JOB>
Restate the records below word for word, and omit the images they hold.

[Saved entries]
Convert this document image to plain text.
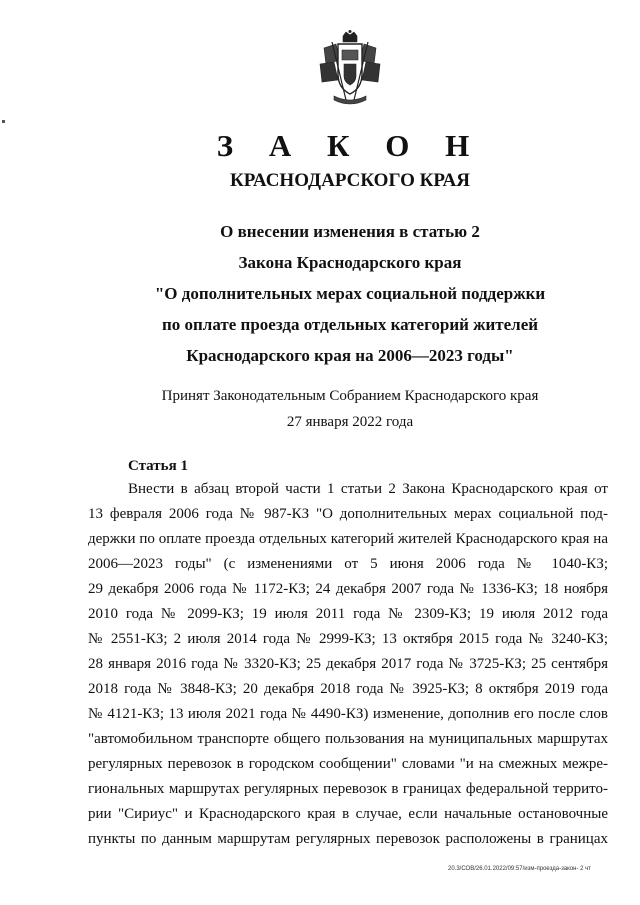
З А К О Н
КРАСНОДАРСКОГО КРАЯ
О внесении изменения в статью 2
Закона Краснодарского края
"О дополнительных мерах социальной поддержки
по оплате проезда отдельных категорий жителей
Краснодарского края на 2006—2023 годы"
Принят Законодательным Собранием Краснодарского края
27 января 2022 года
Статья 1
Внести в абзац второй части 1 статьи 2 Закона Краснодарского края от
13 февраля 2006 года № 987-КЗ "О дополнительных мерах социальной под-
держки по оплате проезда отдельных категорий жителей Краснодарского края на
2006—2023 годы" (с изменениями от 5 июня 2006 года № 1040-КЗ;
29 декабря 2006 года № 1172-КЗ; 24 декабря 2007 года № 1336-КЗ; 18 ноября
2010 года № 2099-КЗ; 19 июля 2011 года № 2309-КЗ; 19 июля 2012 года
№ 2551-КЗ; 2 июля 2014 года № 2999-КЗ; 13 октября 2015 года № 3240-КЗ;
28 января 2016 года № 3320-КЗ; 25 декабря 2017 года № 3725-КЗ; 25 сентября
2018 года № 3848-КЗ; 20 декабря 2018 года № 3925-КЗ; 8 октября 2019 года
№ 4121-КЗ; 13 июля 2021 года № 4490-КЗ) изменение, дополнив его после слов
"автомобильном транспорте общего пользования на муниципальных маршрутах
регулярных перевозок в городском сообщении" словами "и на смежных межре-
гиональных маршрутах регулярных перевозок в границах федеральной террито-
рии "Сириус" и Краснодарского края в случае, если начальные остановочные
пункты по данным маршрутам регулярных перевозок расположены в границах
20.3/СОВ/26.01.2022/09:57/изм-проезда-закон- 2 чт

RESULT FOR THIS TASK>
Convert this document image to plain text.
З А К О Н
КРАСНОДАРСКОГО КРАЯ
О внесении изменения в статью 2
Закона Краснодарского края
"О дополнительных мерах социальной поддержки
по оплате проезда отдельных категорий жителей
Краснодарского края на 2006—2023 годы"
Принят Законодательным Собранием Краснодарского края
27 января 2022 года
Статья 1
Внести в абзац второй части 1 статьи 2 Закона Краснодарского края от
13 февраля 2006 года № 987-КЗ "О дополнительных мерах социальной под-
держки по оплате проезда отдельных категорий жителей Краснодарского края на
2006—2023 годы" (с изменениями от 5 июня 2006 года № 1040-КЗ;
29 декабря 2006 года № 1172-КЗ; 24 декабря 2007 года № 1336-КЗ; 18 ноября
2010 года № 2099-КЗ; 19 июля 2011 года № 2309-КЗ; 19 июля 2012 года
№ 2551-КЗ; 2 июля 2014 года № 2999-КЗ; 13 октября 2015 года № 3240-КЗ;
28 января 2016 года № 3320-КЗ; 25 декабря 2017 года № 3725-КЗ; 25 сентября
2018 года № 3848-КЗ; 20 декабря 2018 года № 3925-КЗ; 8 октября 2019 года
№ 4121-КЗ; 13 июля 2021 года № 4490-КЗ) изменение, дополнив его после слов
"автомобильном транспорте общего пользования на муниципальных маршрутах
регулярных перевозок в городском сообщении" словами "и на смежных межре-
гиональных маршрутах регулярных перевозок в границах федеральной террито-
рии "Сириус" и Краснодарского края в случае, если начальные остановочные
пункты по данным маршрутам регулярных перевозок расположены в границах
20.3/СОВ/26.01.2022/09:57/изм-проезда-закон- 2 чт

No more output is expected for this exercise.